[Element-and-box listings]
···

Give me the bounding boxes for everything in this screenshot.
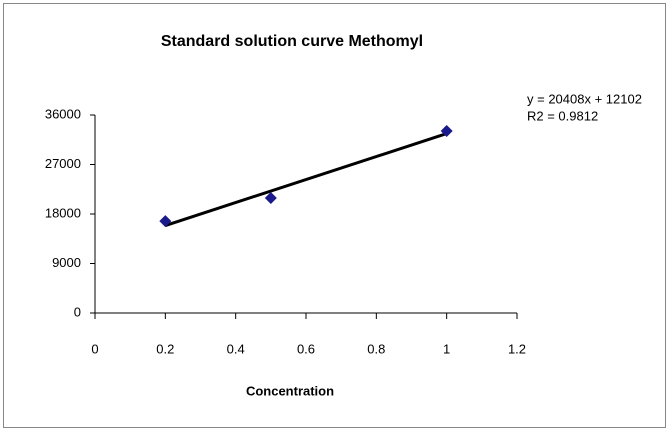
x-axis-label: Concentration xyxy=(246,383,334,398)
y-tick-label: 9000 xyxy=(52,255,81,270)
data-point xyxy=(440,124,453,137)
chart-frame xyxy=(3,3,666,428)
x-tick-label: 1 xyxy=(443,341,450,356)
trendline xyxy=(164,132,448,227)
equation: y = 20408x + 12102 xyxy=(527,91,642,106)
x-tick-label: 0.4 xyxy=(227,341,245,356)
x-tick-label: 0.8 xyxy=(367,341,385,356)
x-tick-label: 0.2 xyxy=(156,341,174,356)
y-tick-label: 27000 xyxy=(45,156,81,171)
chart-title: Standard solution curve Methomyl xyxy=(161,33,423,50)
x-tick-label: 1.2 xyxy=(508,341,526,356)
y-tick-label: 18000 xyxy=(45,205,81,220)
x-tick-label: 0 xyxy=(91,341,98,356)
y-tick-label: 36000 xyxy=(45,106,81,121)
y-tick-label: 0 xyxy=(74,304,81,319)
data-point xyxy=(264,192,277,205)
x-tick-label: 0.6 xyxy=(297,341,315,356)
data-point xyxy=(159,215,172,228)
r-squared: R2 = 0.9812 xyxy=(527,108,598,123)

···

WHAT THE EXERCISE ASKS
Revise the rows above so that each instance of "data-point" becomes "scatter-point", keeping everything else the same, and leave the pictures out of your answer.

RESULT
Give me the bounding boxes for everything in this screenshot.
x-axis-label: Concentration xyxy=(246,383,334,398)
y-tick-label: 9000 xyxy=(52,255,81,270)
scatter-point xyxy=(440,124,453,137)
chart-frame xyxy=(3,3,666,428)
x-tick-label: 1 xyxy=(443,341,450,356)
trendline xyxy=(164,132,448,227)
equation: y = 20408x + 12102 xyxy=(527,91,642,106)
x-tick-label: 0.4 xyxy=(227,341,245,356)
x-tick-label: 0.8 xyxy=(367,341,385,356)
x-tick-label: 0.2 xyxy=(156,341,174,356)
y-tick-label: 27000 xyxy=(45,156,81,171)
chart-title: Standard solution curve Methomyl xyxy=(161,33,423,50)
x-tick-label: 1.2 xyxy=(508,341,526,356)
y-tick-label: 18000 xyxy=(45,205,81,220)
x-tick-label: 0 xyxy=(91,341,98,356)
y-tick-label: 36000 xyxy=(45,106,81,121)
y-tick-label: 0 xyxy=(74,304,81,319)
scatter-point xyxy=(264,192,277,205)
x-tick-label: 0.6 xyxy=(297,341,315,356)
scatter-point xyxy=(159,215,172,228)
r-squared: R2 = 0.9812 xyxy=(527,108,598,123)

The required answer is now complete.